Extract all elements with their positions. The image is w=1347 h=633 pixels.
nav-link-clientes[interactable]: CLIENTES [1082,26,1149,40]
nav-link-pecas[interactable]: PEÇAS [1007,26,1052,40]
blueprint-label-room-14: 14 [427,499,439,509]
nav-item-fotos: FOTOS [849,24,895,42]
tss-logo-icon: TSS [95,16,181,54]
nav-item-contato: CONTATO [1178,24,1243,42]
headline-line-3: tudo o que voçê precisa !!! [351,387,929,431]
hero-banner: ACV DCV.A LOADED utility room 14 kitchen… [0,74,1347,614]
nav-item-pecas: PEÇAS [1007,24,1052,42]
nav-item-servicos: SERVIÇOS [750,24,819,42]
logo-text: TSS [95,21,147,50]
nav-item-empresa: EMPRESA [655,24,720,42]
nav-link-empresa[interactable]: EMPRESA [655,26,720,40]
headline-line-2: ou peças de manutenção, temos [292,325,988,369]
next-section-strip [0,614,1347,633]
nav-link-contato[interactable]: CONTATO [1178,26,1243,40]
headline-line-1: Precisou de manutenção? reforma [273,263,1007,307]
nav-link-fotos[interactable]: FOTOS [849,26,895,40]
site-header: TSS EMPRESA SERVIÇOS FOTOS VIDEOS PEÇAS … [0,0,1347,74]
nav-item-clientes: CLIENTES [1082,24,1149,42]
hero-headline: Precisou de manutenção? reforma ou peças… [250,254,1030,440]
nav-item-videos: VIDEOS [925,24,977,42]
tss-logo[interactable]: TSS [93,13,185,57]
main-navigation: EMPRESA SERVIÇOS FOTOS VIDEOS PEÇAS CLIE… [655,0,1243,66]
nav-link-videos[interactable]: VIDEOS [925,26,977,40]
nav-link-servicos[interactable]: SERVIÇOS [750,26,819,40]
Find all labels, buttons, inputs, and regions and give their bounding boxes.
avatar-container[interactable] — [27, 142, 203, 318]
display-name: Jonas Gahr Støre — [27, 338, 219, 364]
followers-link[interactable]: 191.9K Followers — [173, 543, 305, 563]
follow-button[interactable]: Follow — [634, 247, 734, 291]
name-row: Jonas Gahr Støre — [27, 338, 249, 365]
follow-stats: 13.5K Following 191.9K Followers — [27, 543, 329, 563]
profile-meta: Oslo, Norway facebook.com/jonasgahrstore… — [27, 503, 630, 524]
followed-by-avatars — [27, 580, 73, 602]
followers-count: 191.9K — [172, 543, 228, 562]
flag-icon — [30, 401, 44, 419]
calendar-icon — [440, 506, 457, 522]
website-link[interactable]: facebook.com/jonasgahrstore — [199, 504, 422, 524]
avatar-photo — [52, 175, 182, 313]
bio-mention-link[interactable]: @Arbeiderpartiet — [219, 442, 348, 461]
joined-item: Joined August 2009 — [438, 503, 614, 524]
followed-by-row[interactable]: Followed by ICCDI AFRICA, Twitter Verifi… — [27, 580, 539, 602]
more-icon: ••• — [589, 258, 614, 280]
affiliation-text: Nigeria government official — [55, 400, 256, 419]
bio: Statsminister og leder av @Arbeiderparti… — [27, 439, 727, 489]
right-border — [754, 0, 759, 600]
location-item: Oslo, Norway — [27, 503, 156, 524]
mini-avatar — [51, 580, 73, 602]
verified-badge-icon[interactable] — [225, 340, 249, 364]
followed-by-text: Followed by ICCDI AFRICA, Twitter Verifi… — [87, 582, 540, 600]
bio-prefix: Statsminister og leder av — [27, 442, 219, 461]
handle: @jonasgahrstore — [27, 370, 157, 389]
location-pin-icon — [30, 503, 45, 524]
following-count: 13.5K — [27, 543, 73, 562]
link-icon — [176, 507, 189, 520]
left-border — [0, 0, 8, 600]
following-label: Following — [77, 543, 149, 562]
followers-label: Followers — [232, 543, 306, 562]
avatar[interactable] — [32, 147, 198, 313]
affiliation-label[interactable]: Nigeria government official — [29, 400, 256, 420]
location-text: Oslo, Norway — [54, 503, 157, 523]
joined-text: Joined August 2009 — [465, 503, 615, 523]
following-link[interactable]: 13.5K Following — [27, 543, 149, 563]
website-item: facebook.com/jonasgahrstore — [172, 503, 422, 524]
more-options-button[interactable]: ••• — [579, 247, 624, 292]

Problem details :: Turn every line above into an item in a numbered list, skipping any blank lines.

Exercise solution ::
1. Extract all elements with their positions. The image is w=1347 h=633 pixels.
2. nav-link-clientes[interactable]: CLIENTES [1082,26,1149,40]
3. nav-link-pecas[interactable]: PEÇAS [1007,26,1052,40]
4. blueprint-label-room-14: 14 [427,499,439,509]
5. nav-item-fotos: FOTOS [849,24,895,42]
6. tss-logo-icon: TSS [95,16,181,54]
7. nav-item-contato: CONTATO [1178,24,1243,42]
8. headline-line-3: tudo o que voçê precisa !!! [351,387,929,431]
9. hero-banner: ACV DCV.A LOADED utility room 14 kitchen… [0,74,1347,614]
10. nav-item-pecas: PEÇAS [1007,24,1052,42]
11. nav-item-servicos: SERVIÇOS [750,24,819,42]
12. logo-text: TSS [95,21,147,50]
13. nav-item-empresa: EMPRESA [655,24,720,42]
14. nav-link-empresa[interactable]: EMPRESA [655,26,720,40]
15. headline-line-2: ou peças de manutenção, temos [292,325,988,369]
16. next-section-strip [0,614,1347,633]
17. nav-link-contato[interactable]: CONTATO [1178,26,1243,40]
18. headline-line-1: Precisou de manutenção? reforma [273,263,1007,307]
19. nav-link-fotos[interactable]: FOTOS [849,26,895,40]
20. site-header: TSS EMPRESA SERVIÇOS FOTOS VIDEOS PEÇAS … [0,0,1347,74]
21. nav-item-clientes: CLIENTES [1082,24,1149,42]
22. hero-headline: Precisou de manutenção? reforma ou peças… [250,254,1030,440]
23. nav-item-videos: VIDEOS [925,24,977,42]
24. tss-logo[interactable]: TSS [93,13,185,57]
25. main-navigation: EMPRESA SERVIÇOS FOTOS VIDEOS PEÇAS CLIE… [655,0,1243,66]
26. nav-link-videos[interactable]: VIDEOS [925,26,977,40]
27. nav-link-servicos[interactable]: SERVIÇOS [750,26,819,40]
28. Find all labels, buttons, inputs, and regions and give their bounding boxes.
29. avatar-container[interactable] — [27, 142, 203, 318]
30. display-name: Jonas Gahr Støre — [27, 338, 219, 364]
31. followers-link[interactable]: 191.9K Followers — [173, 543, 305, 563]
32. follow-button[interactable]: Follow — [634, 247, 734, 291]
33. name-row: Jonas Gahr Støre — [27, 338, 249, 365]
34. follow-stats: 13.5K Following 191.9K Followers — [27, 543, 329, 563]
35. profile-meta: Oslo, Norway facebook.com/jonasgahrstore… — [27, 503, 630, 524]
36. followed-by-avatars — [27, 580, 73, 602]
37. followers-count: 191.9K — [172, 543, 228, 562]
38. flag-icon — [30, 401, 44, 419]
39. calendar-icon — [440, 506, 457, 522]
40. website-link[interactable]: facebook.com/jonasgahrstore — [199, 504, 422, 524]
41. avatar-photo — [52, 175, 182, 313]
42. bio-mention-link[interactable]: @Arbeiderpartiet — [219, 442, 348, 461]
43. joined-item: Joined August 2009 — [438, 503, 614, 524]
44. followed-by-row[interactable]: Followed by ICCDI AFRICA, Twitter Verifi… — [27, 580, 539, 602]
45. more-icon: ••• — [589, 258, 614, 280]
46. affiliation-text: Nigeria government official — [55, 400, 256, 419]
47. bio: Statsminister og leder av @Arbeiderparti… — [27, 439, 727, 489]
48. right-border — [754, 0, 759, 600]
49. location-item: Oslo, Norway — [27, 503, 156, 524]
50. mini-avatar — [51, 580, 73, 602]
51. verified-badge-icon[interactable] — [225, 340, 249, 364]
52. followed-by-text: Followed by ICCDI AFRICA, Twitter Verifi… — [87, 582, 540, 600]
53. bio-prefix: Statsminister og leder av — [27, 442, 219, 461]
54. handle: @jonasgahrstore — [27, 370, 157, 389]
55. location-pin-icon — [30, 503, 45, 524]
56. following-count: 13.5K — [27, 543, 73, 562]
57. link-icon — [176, 507, 189, 520]
58. left-border — [0, 0, 8, 600]
59. following-label: Following — [77, 543, 149, 562]
60. followers-label: Followers — [232, 543, 306, 562]
61. avatar[interactable] — [32, 147, 198, 313]
62. affiliation-label[interactable]: Nigeria government official — [29, 400, 256, 420]
63. location-text: Oslo, Norway — [54, 503, 157, 523]
64. joined-text: Joined August 2009 — [465, 503, 615, 523]
65. following-link[interactable]: 13.5K Following — [27, 543, 149, 563]
66. website-item: facebook.com/jonasgahrstore — [172, 503, 422, 524]
67. more-options-button[interactable]: ••• — [579, 247, 624, 292]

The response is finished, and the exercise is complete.